Given instruction:
Transcribe all of the material exactly, except for its pictures.

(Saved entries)
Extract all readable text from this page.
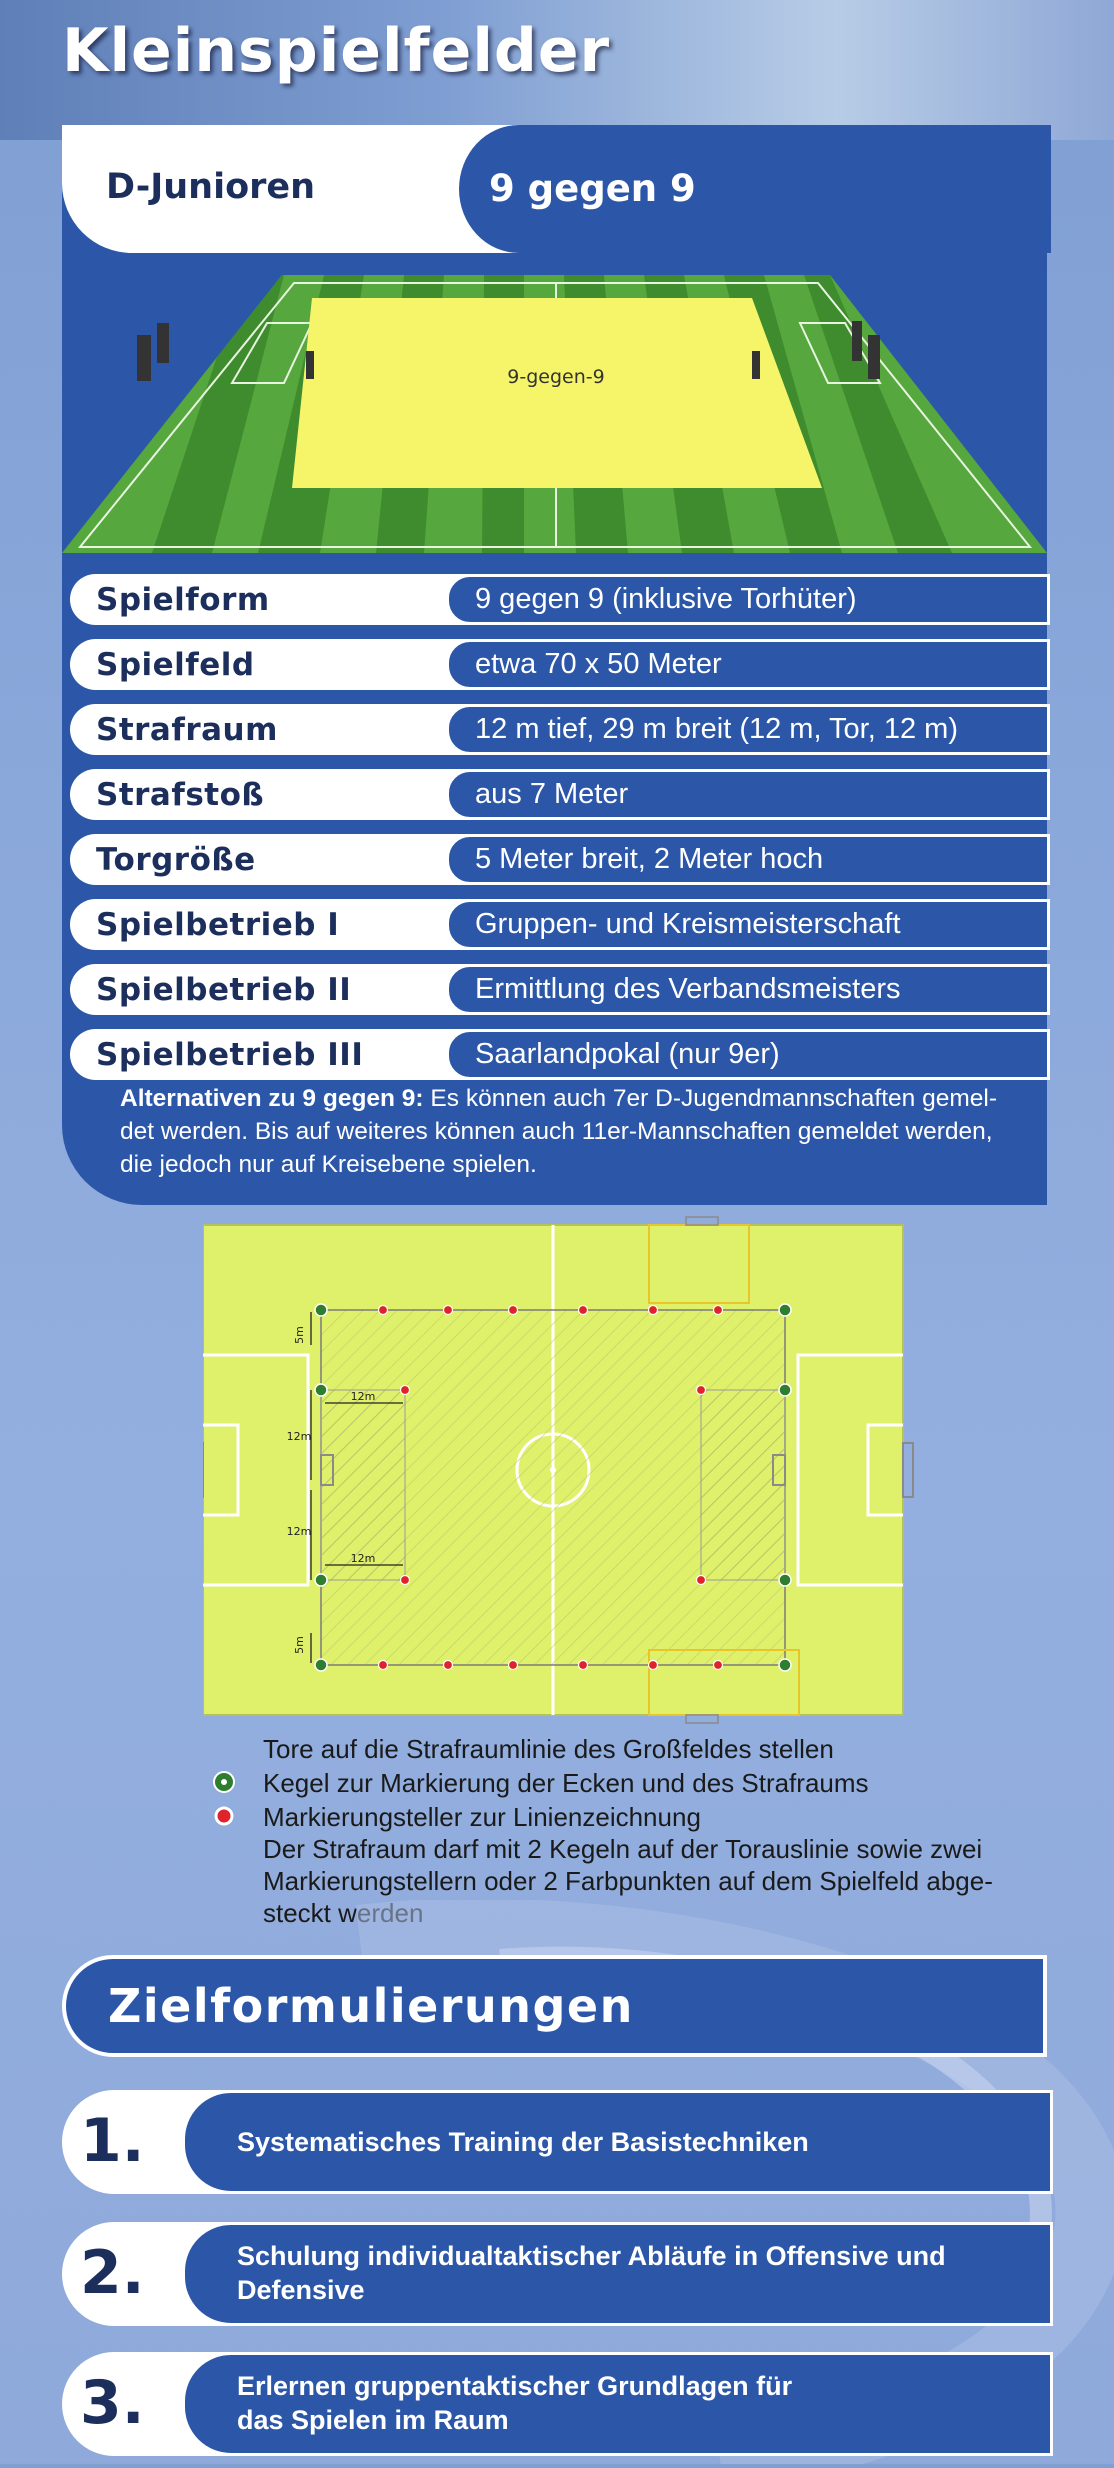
Kleinspielfelder
D-Junioren	9 gegen 9
9-gegen-9
Spielform	9 gegen 9 (inklusive Torhüter)
Spielfeld	etwa 70 x 50 Meter
Strafraum	12 m tief, 29 m breit (12 m, Tor, 12 m)
Strafstoß	aus 7 Meter
Torgröße	5 Meter breit, 2 Meter hoch
Spielbetrieb I	Gruppen- und Kreismeisterschaft
Spielbetrieb II	Ermittlung des Verbandsmeisters
Spielbetrieb III	Saarlandpokal (nur 9er)
Alternativen zu 9 gegen 9: Es können auch 7er D-Jugendmannschaften gemel-det werden. Bis auf weiteres können auch 11er-Mannschaften gemeldet werden, die jedoch nur auf Kreisebene spielen.
5m
12m
12m
12m
12m
5m
Tore auf die Strafraumlinie des Großfeldes stellen
Kegel zur Markierung der Ecken und des Strafraums
Markierungsteller zur Linienzeichnung
Der Strafraum darf mit 2 Kegeln auf der Torauslinie sowie zwei
Markierungstellern oder 2 Farbpunkten auf dem Spielfeld abge-
steckt werden
Zielformulierungen
1.	Systematisches Training der Basistechniken
2.	Schulung individualtaktischer Abläufe in Offensive und
Defensive
3.	Erlernen gruppentaktischer Grundlagen für
das Spielen im Raum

Response for this exercise:
Extract all readable text from this page.
Kleinspielfelder
D-Junioren	9 gegen 9
9-gegen-9
Spielform	9 gegen 9 (inklusive Torhüter)
Spielfeld	etwa 70 x 50 Meter
Strafraum	12 m tief, 29 m breit (12 m, Tor, 12 m)
Strafstoß	aus 7 Meter
Torgröße	5 Meter breit, 2 Meter hoch
Spielbetrieb I	Gruppen- und Kreismeisterschaft
Spielbetrieb II	Ermittlung des Verbandsmeisters
Spielbetrieb III	Saarlandpokal (nur 9er)
Alternativen zu 9 gegen 9: Es können auch 7er D-Jugendmannschaften gemel-det werden. Bis auf weiteres können auch 11er-Mannschaften gemeldet werden, die jedoch nur auf Kreisebene spielen.
5m
12m
12m
12m
12m
5m
Tore auf die Strafraumlinie des Großfeldes stellen
Kegel zur Markierung der Ecken und des Strafraums
Markierungsteller zur Linienzeichnung
Der Strafraum darf mit 2 Kegeln auf der Torauslinie sowie zwei
Markierungstellern oder 2 Farbpunkten auf dem Spielfeld abge-
steckt werden
Zielformulierungen
1.	Systematisches Training der Basistechniken
2.	Schulung individualtaktischer Abläufe in Offensive und
Defensive
3.	Erlernen gruppentaktischer Grundlagen für
das Spielen im Raum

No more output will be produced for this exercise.